Le soja et la patate douce s’y développent avec profit, devant d’autres cultures sèches (légumes, mûriers, fruitiers, théiers). Derruau (1966), cherchant tout indice pour réfuter le déterminisme, considère que « des facteurs humains semblent avoir présidé au choix des pentes à mettre en culture, car des pentes faibles sont négligées et des pentes abruptes colonisées ».

Dans tous les cas il s’agit avant tout d’une agriculture extensive, sans fortes densités comme en plaine. Elle est souvent ancienne, comme autour des villages nébuleuses du Japon central, parfois plus récente. À mesure que la colonisation de Hokkaidô a progressé, ou bien que la croissance urbaine repousse les ceintures maraîchères, les terres cultivées ont pu s’étendre. Certaines furent même créées ex nihilo peu avant le passage de Derruau au Japon, comme les « nouveaux champs » (shinden 新田) de Kanoya 鹿屋市, au sud de Kyûshû, mis en place en 1955 à la faveur de l’ouverture d’un canal d’irrigation.

On doit évoquer pour finir l’extraction du soufre (硫黄) à proximité immédiate des cratères. La vitalité de l’activité volcanique dans l’archipel, fumerolienne notamment, a permis depuis des siècles l’exploitation aisée, à ciel ouvert, d’un soufre d’une grande pureté, dans les « îles au soufre » – Iô-jima, ou près des montagnes de soufre (Iô-dake, Iô-zan158). Il fut un temps le premier produit d’exportation national. En 1889, l’éruption de l’Iô-zan de Shiretoko, à la pointe orientale de Hokkaidô, se traduit par une coulée de soufre pur qui provoque une ruée vers « l’or » jaune. En 1936, l’émission de soufre fondu dura huit mois, et fit apparaître 200 000 tonnes de minerai – plus que la production annuelle d’alors159. Au Tokachi-dake Noboribetsu ou encore à Satsuma Iô-jima, le soufre a aussi été exploité.

L’une des grandes chroniques japonaise, compilée au début de la période de Heian160, le Shoku Nihongi (続日本記), mentionne déjà l’exploitation du soufre dans la province centrale de Shinano (信濃国, actuel département de Nagano). L’introduction des mousquets sur l’archipel à partir de l’époque médiévale, l’utilisation de torches soufrées à l’époque d’Edo rend le soufre de plus en plus indispensable. Les besoins augmentent encore avec la révolution industrielle pendant la restauration de Meiji, et l’extraction s’amplifie jusqu’au milieu du XXe lorsque le soufre synthétisé par la pétrochimie supplante celui des volcans. Cette extraction a constitué une richesse majeure, et a contribué à l’intégration socio-économique de ces espaces dans le territoire japonais. Elle a, par là même, favorisé les catastrophes, puisque les mineurs ont souvent compté parmi les victimes des éruptions. Au Tokachi-dake, vingt-cinq des 144 victimes étaient des mineurs en 1926, et l’éruption de 1962 met un terme à l’extraction en détruisant le site minier et tuant cinq mineurs sur place161.

Notes
141.

-- Données enregistrées --
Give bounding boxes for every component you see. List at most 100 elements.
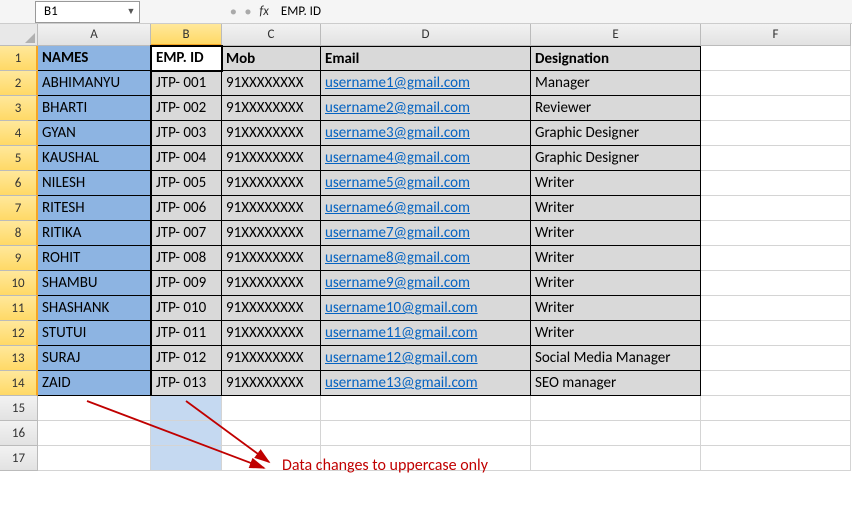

-- Consignes --
- a) Citez mot pour mot la source depuis « On doit évoquer » jusqu'à « aussi été exploité. » inclus.
- b) Rédigez la suite de la source en reprenant juste après sa dernière phrase.

-- Corrigés --
- a)
On doit évoquer pour finir l’extraction du soufre (硫黄) à proximité immédiate des cratères. La vitalité de l’activité volcanique dans l’archipel, fumerolienne notamment, a permis depuis des siècles l’exploitation aisée, à ciel ouvert, d’un soufre d’une grande pureté, dans les « îles au soufre » – Iô-jima, ou près des montagnes de soufre (Iô-dake, Iô-zan158). Il fut un temps le premier produit d’exportation national. En 1889, l’éruption de l’Iô-zan de Shiretoko, à la pointe orientale de Hokkaidô, se traduit par une coulée de soufre pur qui provoque une ruée vers « l’or » jaune. En 1936, l’émission de soufre fondu dura huit mois, et fit apparaître 200 000 tonnes de minerai – plus que la production annuelle d’alors159. Au Tokachi-dake Noboribetsu ou encore à Satsuma Iô-jima, le soufre a aussi été exploité.

- b)
Ailleurs dans le monde, des parcs existent déjà : Yellowstone, le premier au monde, est instauré en 1872. À titre de comparaison, la Suède est le premier pays d’Europe à l’imiter dès 1909.

142.

En 2007, le parc de Nikkô a été subdivisé en deux parcs distincts, Nikkô et Oze, portant le total des parcs nationaux à 29. Toutes les données qui suivent, sauf mention contraire, proviennent du ministère de l’environnement japonais (Kankyô-shô環境省) : http://www.env.go.jp/en/ (pages en anglais). Depuis 1998, un organisme détaché du ministère, le centre pour la biodiversité, réalise des enquêtes dont les résultats statistiques sont disponibles en ligne sur une page du « laboratoire internet de recherche sur la nature » (Intânetto shizen kenkyûshoインターネット自然研究所) :
http://www.sizenken.biodic.go.jp/park/info/datalist/index.html (en japonais).

143.

Les îles septentrionales d’Izu (jusqu’à Hachijô-jima) sont intégrées au parc en 1955.

144.

La première loi, qui concerne surtout des sites aux dimensions réduites, date de 1930. Elle est complétée par la loi de 1960 portant sur la création des parcs nationaux. Dès 1853 par contre, une « réserve artistique » est classée dans la forêt de Fontainebleau, à la demande des peintres de Barbizon. Héritier (2007), p. 172.

145.

Incident de Mandchourie puis Guerre de quinze ans (1931-1945), occupations de plusieurs pays d’Asie du sud en 1941 et 1942.

146.

Cf. chapitre sept (p. 229).

147.

« Tout paysage est un produit de l’art ». Roger A. (1997) : Court traité du paysage, Paris, Gallimard, 206 p.

148.

[réf manquante].

149.

Cf. l’annexe détaillant le zonage des parcs naturels p. 326.

150.

Gruet (2005).

151.

Par opposition aux usages abstraits et élaborés dont relèvent les motivations touristiques au sens le plus large. Ces dernières seront abordées dans la troisième partie sur les représentations pour évaluer le rôle spatial de l’image de marque du volcan.

152.

D’après le ministère de l’Environnement. 5 120 sont des sources artésiennes, 13 805 sont pompées et 8 719 non utilisées. L’ensemble fournit près de 4 Mt d’eau thermale chaque jour – une ressource inestimable.

153.

Nouet (2003).

154.

Soit 91 sites en 2006. La loi a été amendée en 2007 pour contrôler plus strictement les composants dangereux pour la santé à haute concentration.

155.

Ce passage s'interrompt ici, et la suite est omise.